The problem: Make an exact copy of all the entries, but do not reproduce the pictures.

* begin *

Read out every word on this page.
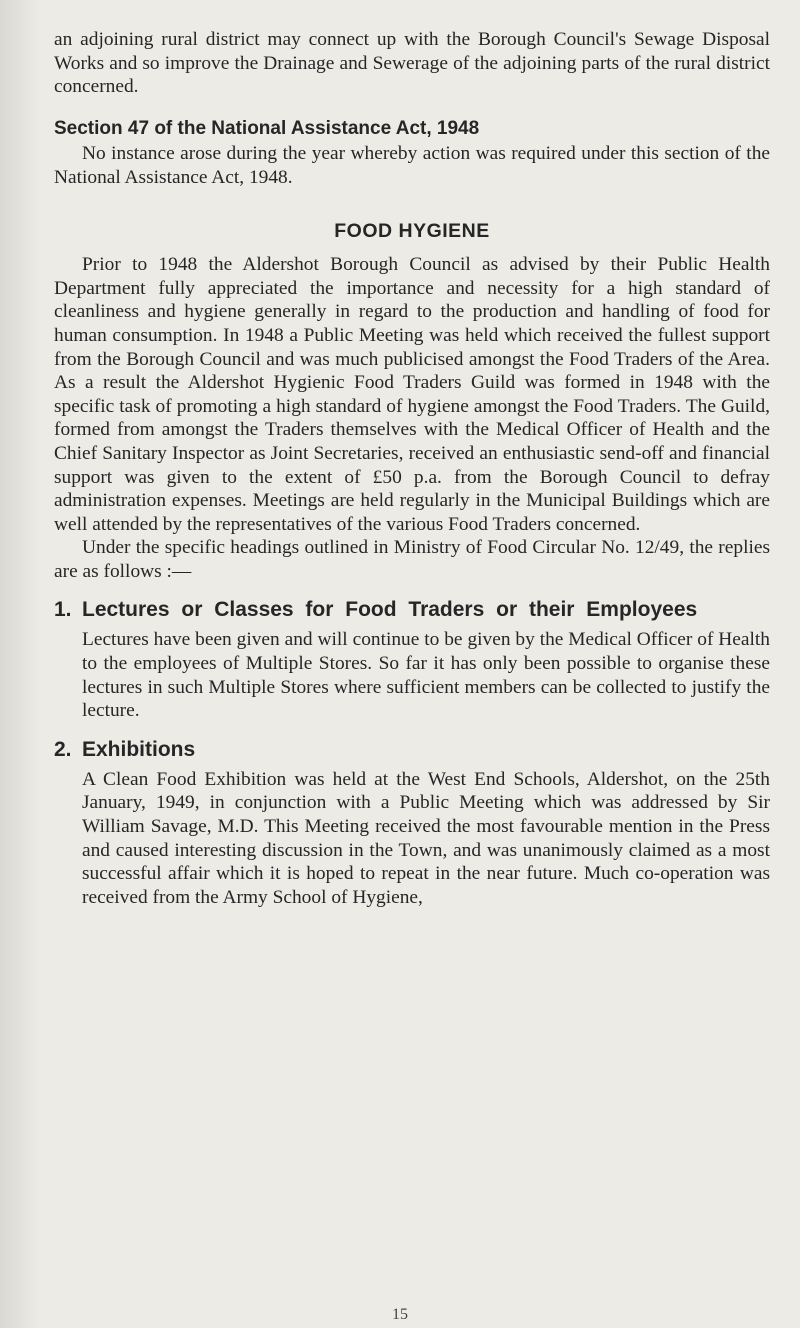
an adjoining rural district may connect up with the Borough Council's Sewage Disposal Works and so improve the Drainage and Sewerage of the adjoining parts of the rural district concerned.

Section 47 of the National Assistance Act, 1948

No instance arose during the year whereby action was required under this section of the National Assistance Act, 1948.

FOOD HYGIENE

Prior to 1948 the Aldershot Borough Council as advised by their Public Health Department fully appreciated the importance and necessity for a high standard of cleanliness and hygiene generally in regard to the production and handling of food for human consumption. In 1948 a Public Meeting was held which received the fullest support from the Borough Council and was much publicised amongst the Food Traders of the Area. As a result the Aldershot Hygienic Food Traders Guild was formed in 1948 with the specific task of promoting a high standard of hygiene amongst the Food Traders. The Guild, formed from amongst the Traders themselves with the Medical Officer of Health and the Chief Sanitary Inspector as Joint Secretaries, received an enthusiastic send-off and financial support was given to the extent of £50 p.a. from the Borough Council to defray administration expenses. Meetings are held regularly in the Municipal Buildings which are well attended by the representatives of the various Food Traders concerned.

Under the specific headings outlined in Ministry of Food Circular No. 12/49, the replies are as follows :—

1. Lectures or Classes for Food Traders or their Employees

Lectures have been given and will continue to be given by the Medical Officer of Health to the employees of Multiple Stores. So far it has only been possible to organise these lectures in such Multiple Stores where sufficient members can be collected to justify the lecture.

2. Exhibitions

A Clean Food Exhibition was held at the West End Schools, Aldershot, on the 25th January, 1949, in conjunction with a Public Meeting which was addressed by Sir William Savage, M.D. This Meeting received the most favourable mention in the Press and caused interesting discussion in the Town, and was unanimously claimed as a most successful affair which it is hoped to repeat in the near future. Much co-operation was received from the Army School of Hygiene,

15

* end *

Exercise solution:
Read out every word on this page.
an adjoining rural district may connect up with the Borough Council's Sewage Disposal Works and so improve the Drainage and Sewerage of the adjoining parts of the rural district concerned.

Section 47 of the National Assistance Act, 1948

No instance arose during the year whereby action was required under this section of the National Assistance Act, 1948.

FOOD HYGIENE

Prior to 1948 the Aldershot Borough Council as advised by their Public Health Department fully appreciated the importance and necessity for a high standard of cleanliness and hygiene generally in regard to the production and handling of food for human consumption. In 1948 a Public Meeting was held which received the fullest support from the Borough Council and was much publicised amongst the Food Traders of the Area. As a result the Aldershot Hygienic Food Traders Guild was formed in 1948 with the specific task of promoting a high standard of hygiene amongst the Food Traders. The Guild, formed from amongst the Traders themselves with the Medical Officer of Health and the Chief Sanitary Inspector as Joint Secretaries, received an enthusiastic send-off and financial support was given to the extent of £50 p.a. from the Borough Council to defray administration expenses. Meetings are held regularly in the Municipal Buildings which are well attended by the representatives of the various Food Traders concerned.

Under the specific headings outlined in Ministry of Food Circular No. 12/49, the replies are as follows :—

1. Lectures or Classes for Food Traders or their Employees

Lectures have been given and will continue to be given by the Medical Officer of Health to the employees of Multiple Stores. So far it has only been possible to organise these lectures in such Multiple Stores where sufficient members can be collected to justify the lecture.

2. Exhibitions

A Clean Food Exhibition was held at the West End Schools, Aldershot, on the 25th January, 1949, in conjunction with a Public Meeting which was addressed by Sir William Savage, M.D. This Meeting received the most favourable mention in the Press and caused interesting discussion in the Town, and was unanimously claimed as a most successful affair which it is hoped to repeat in the near future. Much co-operation was received from the Army School of Hygiene,

15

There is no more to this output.